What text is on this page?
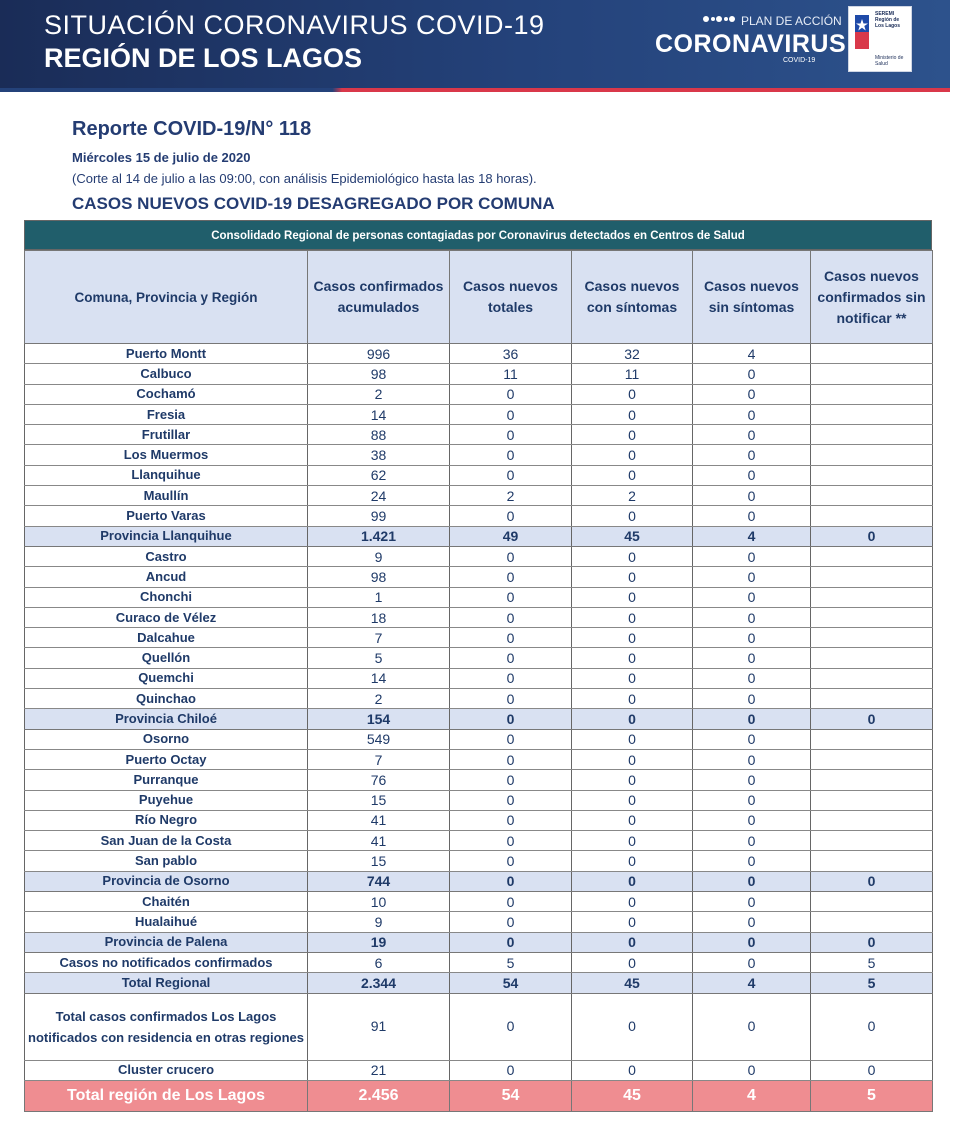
SITUACIÓN CORONAVIRUS COVID-19
REGIÓN DE LOS LAGOS
PLAN DE ACCIÓN
CORONAVIRUS
COVID-19
SEREMI Región de Los Lagos
Ministerio de Salud
Reporte COVID-19/N° 118
Miércoles 15 de julio de 2020
(Corte al 14 de julio a las 09:00, con análisis Epidemiológico hasta las 18 horas).
CASOS NUEVOS COVID-19 DESAGREGADO POR COMUNA
Consolidado Regional de personas contagiadas por Coronavirus detectados en Centros de Salud
Comuna, Provincia y Región	Casos confirmados acumulados	Casos nuevos totales	Casos nuevos con síntomas	Casos nuevos sin síntomas	Casos nuevos confirmados sin notificar **
Puerto Montt	996	36	32	4	
Calbuco	98	11	11	0	
Cochamó	2	0	0	0	
Fresia	14	0	0	0	
Frutillar	88	0	0	0	
Los Muermos	38	0	0	0	
Llanquihue	62	0	0	0	
Maullín	24	2	2	0	
Puerto Varas	99	0	0	0	
Provincia Llanquihue	1.421	49	45	4	0
Castro	9	0	0	0	
Ancud	98	0	0	0	
Chonchi	1	0	0	0	
Curaco de Vélez	18	0	0	0	
Dalcahue	7	0	0	0	
Quellón	5	0	0	0	
Quemchi	14	0	0	0	
Quinchao	2	0	0	0	
Provincia Chiloé	154	0	0	0	0
Osorno	549	0	0	0	
Puerto Octay	7	0	0	0	
Purranque	76	0	0	0	
Puyehue	15	0	0	0	
Río Negro	41	0	0	0	
San Juan de la Costa	41	0	0	0	
San pablo	15	0	0	0	
Provincia de Osorno	744	0	0	0	0
Chaitén	10	0	0	0	
Hualaihué	9	0	0	0	
Provincia de Palena	19	0	0	0	0
Casos no notificados confirmados	6	5	0	0	5
Total Regional	2.344	54	45	4	5
Total casos confirmados Los Lagos notificados con residencia en otras regiones	91	0	0	0	0
Cluster crucero	21	0	0	0	0
Total región de Los Lagos	2.456	54	45	4	5
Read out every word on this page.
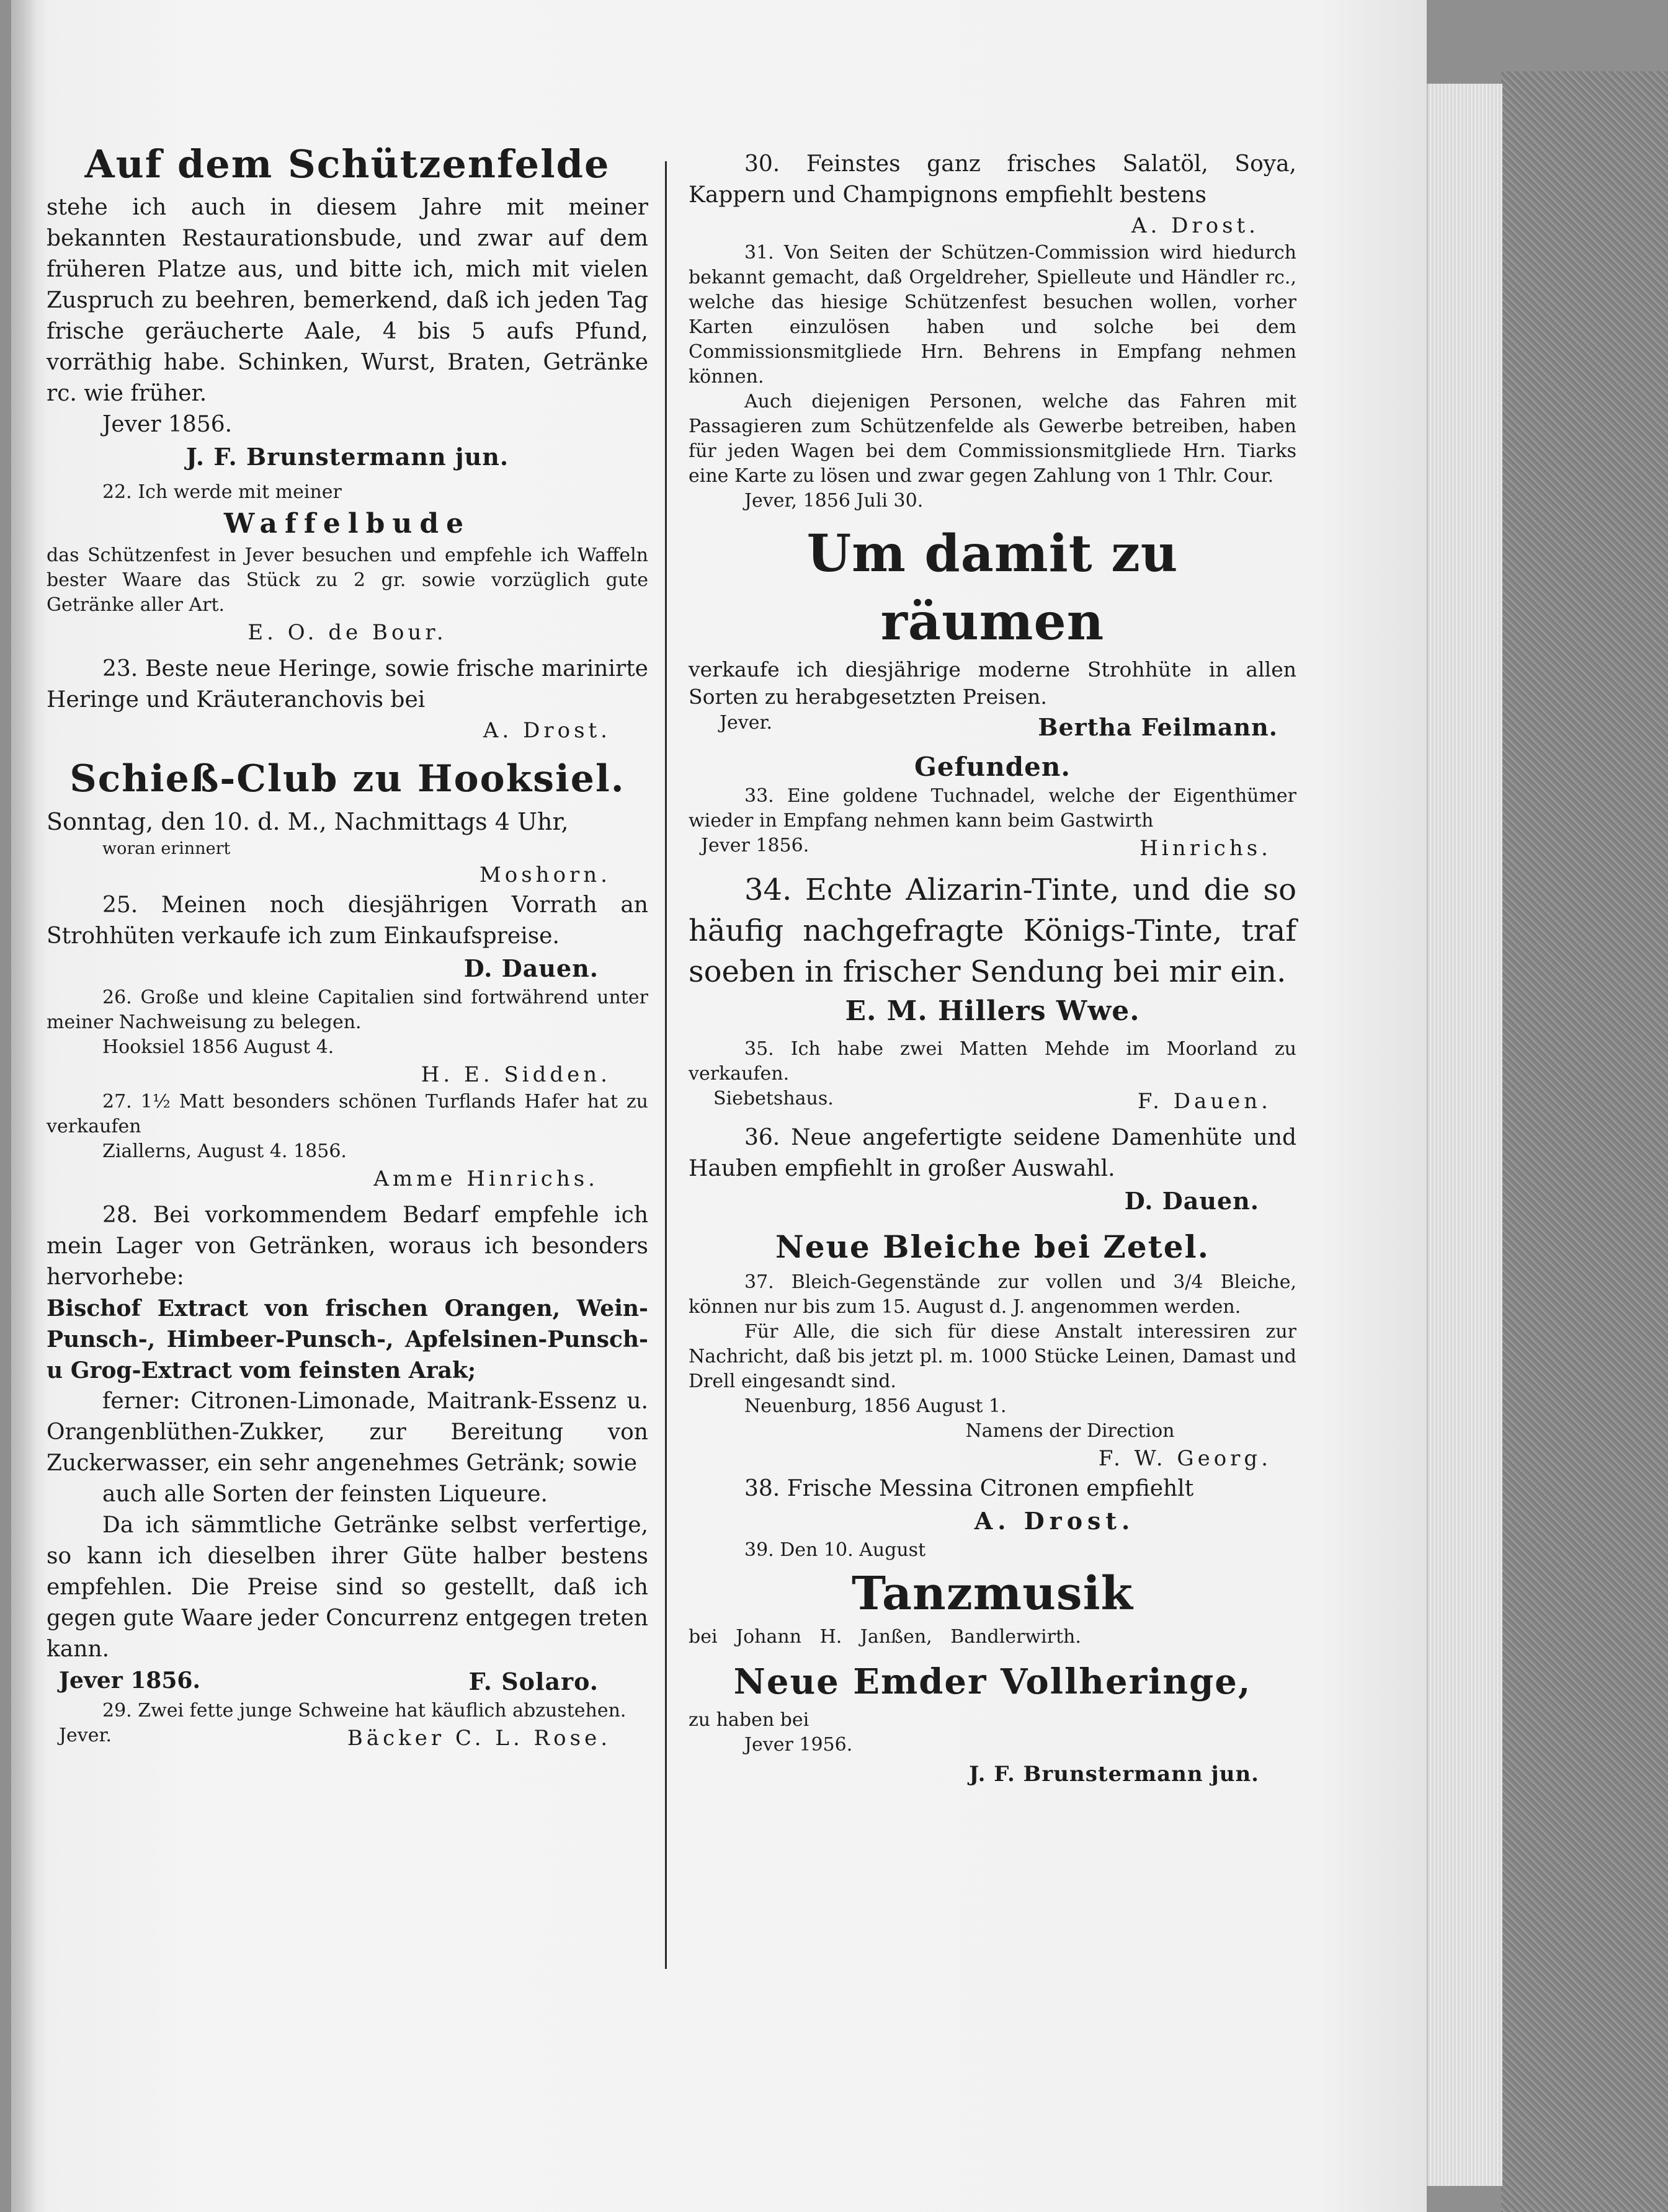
Auf dem Schützenfelde

stehe ich auch in diesem Jahre mit meiner bekannten Restaurationsbude, und zwar auf dem früheren Platze aus, und bitte ich, mich mit vielen Zuspruch zu beehren, bemerkend, daß ich jeden Tag frische geräucherte Aale, 4 bis 5 aufs Pfund, vorräthig habe. Schinken, Wurst, Braten, Getränke rc. wie früher.

Jever 1856.

J. F. Brunstermann jun.

22. Ich werde mit meiner

Waffelbude

das Schützenfest in Jever besuchen und empfehle ich Waffeln bester Waare das Stück zu 2 gr. sowie vorzüglich gute Getränke aller Art.

E. O. de Bour.

23. Beste neue Heringe, sowie frische marinirte Heringe und Kräuteranchovis bei

A. Drost.

Schieß-Club zu Hooksiel.

Sonntag, den 10. d. M., Nachmittags 4 Uhr,

woran erinnert

Moshorn.

25. Meinen noch diesjährigen Vorrath an Strohhüten verkaufe ich zum Einkaufspreise.

D. Dauen.

26. Große und kleine Capitalien sind fortwährend unter meiner Nachweisung zu belegen.

Hooksiel 1856 August 4.

H. E. Sidden.

27. 1½ Matt besonders schönen Turflands Hafer hat zu verkaufen

Ziallerns, August 4. 1856.

Amme Hinrichs.

28. Bei vorkommendem Bedarf empfehle ich mein Lager von Getränken, woraus ich besonders hervorhebe:

Bischof Extract von frischen Orangen, Wein-Punsch-, Himbeer-Punsch-, Apfelsinen-Punsch- u Grog-Extract vom feinsten Arak;

ferner: Citronen-Limonade, Maitrank-Essenz u. Orangenblüthen-Zukker, zur Bereitung von Zuckerwasser, ein sehr angenehmes Getränk; sowie

auch alle Sorten der feinsten Liqueure.

Da ich sämmtliche Getränke selbst verfertige, so kann ich dieselben ihrer Güte halber bestens empfehlen. Die Preise sind so gestellt, daß ich gegen gute Waare jeder Concurrenz entgegen treten kann.

Jever 1856.	F. Solaro.

29. Zwei fette junge Schweine hat käuflich abzustehen.

Jever.	Bäcker C. L. Rose.

30. Feinstes ganz frisches Salatöl, Soya, Kappern und Champignons empfiehlt bestens

A. Drost.

31. Von Seiten der Schützen-Commission wird hiedurch bekannt gemacht, daß Orgeldreher, Spielleute und Händler rc., welche das hiesige Schützenfest besuchen wollen, vorher Karten einzulösen haben und solche bei dem Commissionsmitgliede Hrn. Behrens in Empfang nehmen können.

Auch diejenigen Personen, welche das Fahren mit Passagieren zum Schützenfelde als Gewerbe betreiben, haben für jeden Wagen bei dem Commissionsmitgliede Hrn. Tiarks eine Karte zu lösen und zwar gegen Zahlung von 1 Thlr. Cour.

Jever, 1856 Juli 30.

Um damit zu räumen

verkaufe ich diesjährige moderne Strohhüte in allen Sorten zu herabgesetzten Preisen.

Jever.	Bertha Feilmann.

Gefunden.

33. Eine goldene Tuchnadel, welche der Eigenthümer wieder in Empfang nehmen kann beim Gastwirth

Jever 1856.	Hinrichs.

34. Echte Alizarin-Tinte, und die so häufig nachgefragte Königs-Tinte, traf soeben in frischer Sendung bei mir ein.

E. M. Hillers Wwe.

35. Ich habe zwei Matten Mehde im Moorland zu verkaufen.

Siebetshaus.	F. Dauen.

36. Neue angefertigte seidene Damenhüte und Hauben empfiehlt in großer Auswahl.

D. Dauen.

Neue Bleiche bei Zetel.

37. Bleich-Gegenstände zur vollen und 3/4 Bleiche, können nur bis zum 15. August d. J. angenommen werden.

Für Alle, die sich für diese Anstalt interessiren zur Nachricht, daß bis jetzt pl. m. 1000 Stücke Leinen, Damast und Drell eingesandt sind.

Neuenburg, 1856 August 1.

Namens der Direction

F. W. Georg.

38. Frische Messina Citronen empfiehlt

A. Drost.

39. Den 10. August

Tanzmusik

bei Johann H. Janßen, Bandlerwirth.

Neue Emder Vollheringe,

zu haben bei

Jever 1956.

J. F. Brunstermann jun.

══════════════════════════════

▸ TASK DESCRIPTION
Lines in the data that hold "page" are to be counted, and the number alone reported.

▸ ANSWER TO THE PROBLEM
2